--- Start of DATA PROVIDED ---

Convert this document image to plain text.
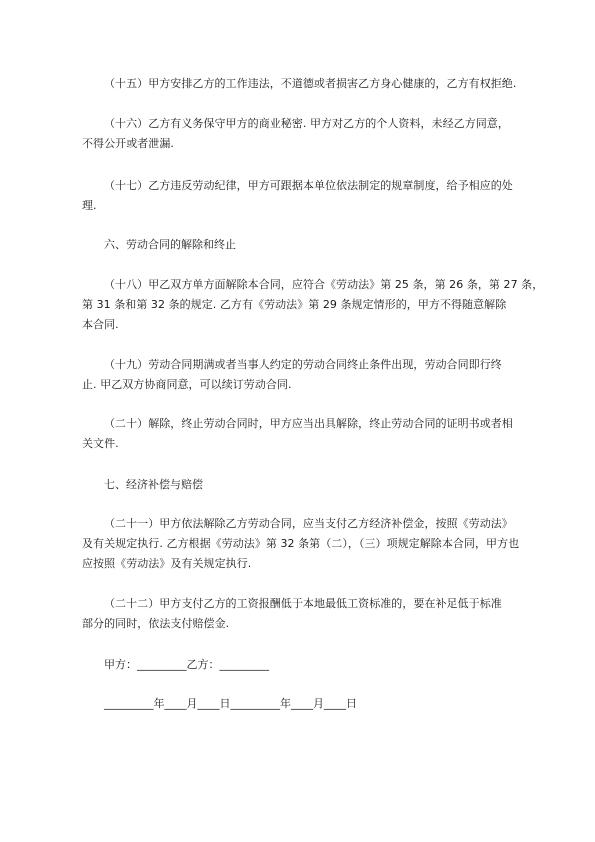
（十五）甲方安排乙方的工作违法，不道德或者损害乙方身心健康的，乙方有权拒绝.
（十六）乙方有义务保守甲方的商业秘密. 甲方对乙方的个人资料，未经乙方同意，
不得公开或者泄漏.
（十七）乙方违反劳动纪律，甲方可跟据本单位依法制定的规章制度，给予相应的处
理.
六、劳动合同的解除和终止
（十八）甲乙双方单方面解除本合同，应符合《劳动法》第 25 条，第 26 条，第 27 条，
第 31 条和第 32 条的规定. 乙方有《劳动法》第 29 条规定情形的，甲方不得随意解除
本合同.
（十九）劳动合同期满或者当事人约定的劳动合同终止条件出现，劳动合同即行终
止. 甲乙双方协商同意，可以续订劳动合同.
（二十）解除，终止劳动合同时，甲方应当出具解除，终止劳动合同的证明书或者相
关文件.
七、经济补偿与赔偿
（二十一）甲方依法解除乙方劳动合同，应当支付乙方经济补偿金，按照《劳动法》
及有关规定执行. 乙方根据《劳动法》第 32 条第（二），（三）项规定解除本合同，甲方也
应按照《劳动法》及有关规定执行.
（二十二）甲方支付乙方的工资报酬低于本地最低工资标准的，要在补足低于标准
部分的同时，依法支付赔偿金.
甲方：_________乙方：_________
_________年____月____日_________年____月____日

--- End of DATA PROVIDED ---

## STATED PROBLEM
Set every line down exactly as written, leaving each picture out.

## REPLY
Convert this document image to plain text.
（十五）甲方安排乙方的工作违法，不道德或者损害乙方身心健康的，乙方有权拒绝.
（十六）乙方有义务保守甲方的商业秘密. 甲方对乙方的个人资料，未经乙方同意，
不得公开或者泄漏.
（十七）乙方违反劳动纪律，甲方可跟据本单位依法制定的规章制度，给予相应的处
理.
六、劳动合同的解除和终止
（十八）甲乙双方单方面解除本合同，应符合《劳动法》第 25 条，第 26 条，第 27 条，
第 31 条和第 32 条的规定. 乙方有《劳动法》第 29 条规定情形的，甲方不得随意解除
本合同.
（十九）劳动合同期满或者当事人约定的劳动合同终止条件出现，劳动合同即行终
止. 甲乙双方协商同意，可以续订劳动合同.
（二十）解除，终止劳动合同时，甲方应当出具解除，终止劳动合同的证明书或者相
关文件.
七、经济补偿与赔偿
（二十一）甲方依法解除乙方劳动合同，应当支付乙方经济补偿金，按照《劳动法》
及有关规定执行. 乙方根据《劳动法》第 32 条第（二），（三）项规定解除本合同，甲方也
应按照《劳动法》及有关规定执行.
（二十二）甲方支付乙方的工资报酬低于本地最低工资标准的，要在补足低于标准
部分的同时，依法支付赔偿金.
甲方：_________乙方：_________
_________年____月____日_________年____月____日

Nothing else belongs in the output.